Data entries
--------

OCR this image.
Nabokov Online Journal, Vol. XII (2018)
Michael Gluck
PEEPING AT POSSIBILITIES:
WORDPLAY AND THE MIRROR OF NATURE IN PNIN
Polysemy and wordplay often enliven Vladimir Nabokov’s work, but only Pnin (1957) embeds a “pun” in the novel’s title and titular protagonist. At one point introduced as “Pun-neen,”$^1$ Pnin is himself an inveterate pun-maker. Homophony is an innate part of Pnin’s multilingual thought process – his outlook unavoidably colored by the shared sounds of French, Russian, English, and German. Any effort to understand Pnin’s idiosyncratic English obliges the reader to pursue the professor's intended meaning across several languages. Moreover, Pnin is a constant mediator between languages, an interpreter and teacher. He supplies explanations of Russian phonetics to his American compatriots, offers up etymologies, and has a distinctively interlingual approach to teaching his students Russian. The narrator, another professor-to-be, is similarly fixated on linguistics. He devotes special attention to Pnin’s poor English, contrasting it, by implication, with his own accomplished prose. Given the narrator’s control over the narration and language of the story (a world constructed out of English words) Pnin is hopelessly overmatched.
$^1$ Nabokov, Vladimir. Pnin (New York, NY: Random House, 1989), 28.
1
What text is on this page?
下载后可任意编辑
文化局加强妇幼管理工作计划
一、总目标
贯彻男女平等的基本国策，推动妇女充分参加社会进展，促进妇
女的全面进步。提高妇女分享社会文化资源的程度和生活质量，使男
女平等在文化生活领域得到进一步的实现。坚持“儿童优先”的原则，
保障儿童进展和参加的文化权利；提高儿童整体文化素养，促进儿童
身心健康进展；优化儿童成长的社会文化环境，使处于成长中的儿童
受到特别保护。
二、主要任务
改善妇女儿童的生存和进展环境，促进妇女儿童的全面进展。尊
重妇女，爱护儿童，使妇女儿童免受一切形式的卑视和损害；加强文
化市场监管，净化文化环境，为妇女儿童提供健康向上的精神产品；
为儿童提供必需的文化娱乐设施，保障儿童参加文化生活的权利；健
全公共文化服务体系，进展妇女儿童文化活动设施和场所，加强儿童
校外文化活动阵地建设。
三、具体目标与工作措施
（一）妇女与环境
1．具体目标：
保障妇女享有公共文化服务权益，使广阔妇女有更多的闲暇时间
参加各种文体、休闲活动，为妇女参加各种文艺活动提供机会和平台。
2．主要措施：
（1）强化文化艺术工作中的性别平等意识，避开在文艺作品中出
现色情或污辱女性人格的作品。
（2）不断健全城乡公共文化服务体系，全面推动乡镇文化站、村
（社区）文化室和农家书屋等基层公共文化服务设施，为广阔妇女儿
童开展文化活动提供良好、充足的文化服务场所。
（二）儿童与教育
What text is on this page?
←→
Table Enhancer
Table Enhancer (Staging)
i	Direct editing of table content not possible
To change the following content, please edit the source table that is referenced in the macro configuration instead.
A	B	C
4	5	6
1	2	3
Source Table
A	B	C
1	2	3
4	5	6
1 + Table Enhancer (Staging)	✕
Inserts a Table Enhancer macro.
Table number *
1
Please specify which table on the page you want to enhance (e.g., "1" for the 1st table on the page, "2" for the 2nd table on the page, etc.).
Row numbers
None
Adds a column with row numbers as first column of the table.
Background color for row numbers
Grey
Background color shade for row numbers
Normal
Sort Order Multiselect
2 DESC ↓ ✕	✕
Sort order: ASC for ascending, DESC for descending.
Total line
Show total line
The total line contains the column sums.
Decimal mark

--------

Extract each line from the listing above, please, and repeat it exactly.

OCR this image.
Nabokov Online Journal, Vol. XII (2018)
Michael Gluck
PEEPING AT POSSIBILITIES:
WORDPLAY AND THE MIRROR OF NATURE IN PNIN
Polysemy and wordplay often enliven Vladimir Nabokov’s work, but only Pnin (1957) embeds a “pun” in the novel’s title and titular protagonist. At one point introduced as “Pun-neen,”$^1$ Pnin is himself an inveterate pun-maker. Homophony is an innate part of Pnin’s multilingual thought process – his outlook unavoidably colored by the shared sounds of French, Russian, English, and German. Any effort to understand Pnin’s idiosyncratic English obliges the reader to pursue the professor's intended meaning across several languages. Moreover, Pnin is a constant mediator between languages, an interpreter and teacher. He supplies explanations of Russian phonetics to his American compatriots, offers up etymologies, and has a distinctively interlingual approach to teaching his students Russian. The narrator, another professor-to-be, is similarly fixated on linguistics. He devotes special attention to Pnin’s poor English, contrasting it, by implication, with his own accomplished prose. Given the narrator’s control over the narration and language of the story (a world constructed out of English words) Pnin is hopelessly overmatched.
$^1$ Nabokov, Vladimir. Pnin (New York, NY: Random House, 1989), 28.
1
What text is on this page?
下载后可任意编辑
文化局加强妇幼管理工作计划
一、总目标
贯彻男女平等的基本国策，推动妇女充分参加社会进展，促进妇
女的全面进步。提高妇女分享社会文化资源的程度和生活质量，使男
女平等在文化生活领域得到进一步的实现。坚持“儿童优先”的原则，
保障儿童进展和参加的文化权利；提高儿童整体文化素养，促进儿童
身心健康进展；优化儿童成长的社会文化环境，使处于成长中的儿童
受到特别保护。
二、主要任务
改善妇女儿童的生存和进展环境，促进妇女儿童的全面进展。尊
重妇女，爱护儿童，使妇女儿童免受一切形式的卑视和损害；加强文
化市场监管，净化文化环境，为妇女儿童提供健康向上的精神产品；
为儿童提供必需的文化娱乐设施，保障儿童参加文化生活的权利；健
全公共文化服务体系，进展妇女儿童文化活动设施和场所，加强儿童
校外文化活动阵地建设。
三、具体目标与工作措施
（一）妇女与环境
1．具体目标：
保障妇女享有公共文化服务权益，使广阔妇女有更多的闲暇时间
参加各种文体、休闲活动，为妇女参加各种文艺活动提供机会和平台。
2．主要措施：
（1）强化文化艺术工作中的性别平等意识，避开在文艺作品中出
现色情或污辱女性人格的作品。
（2）不断健全城乡公共文化服务体系，全面推动乡镇文化站、村
（社区）文化室和农家书屋等基层公共文化服务设施，为广阔妇女儿
童开展文化活动提供良好、充足的文化服务场所。
（二）儿童与教育
What text is on this page?
←→
Table Enhancer
Table Enhancer (Staging)
i	Direct editing of table content not possible
To change the following content, please edit the source table that is referenced in the macro configuration instead.
A	B	C
4	5	6
1	2	3
Source Table
A	B	C
1	2	3
4	5	6
1 + Table Enhancer (Staging)	✕
Inserts a Table Enhancer macro.
Table number *
1
Please specify which table on the page you want to enhance (e.g., "1" for the 1st table on the page, "2" for the 2nd table on the page, etc.).
Row numbers
None
Adds a column with row numbers as first column of the table.
Background color for row numbers
Grey
Background color shade for row numbers
Normal
Sort Order Multiselect
2 DESC ↓ ✕	✕
Sort order: ASC for ascending, DESC for descending.
Total line
Show total line
The total line contains the column sums.
Decimal mark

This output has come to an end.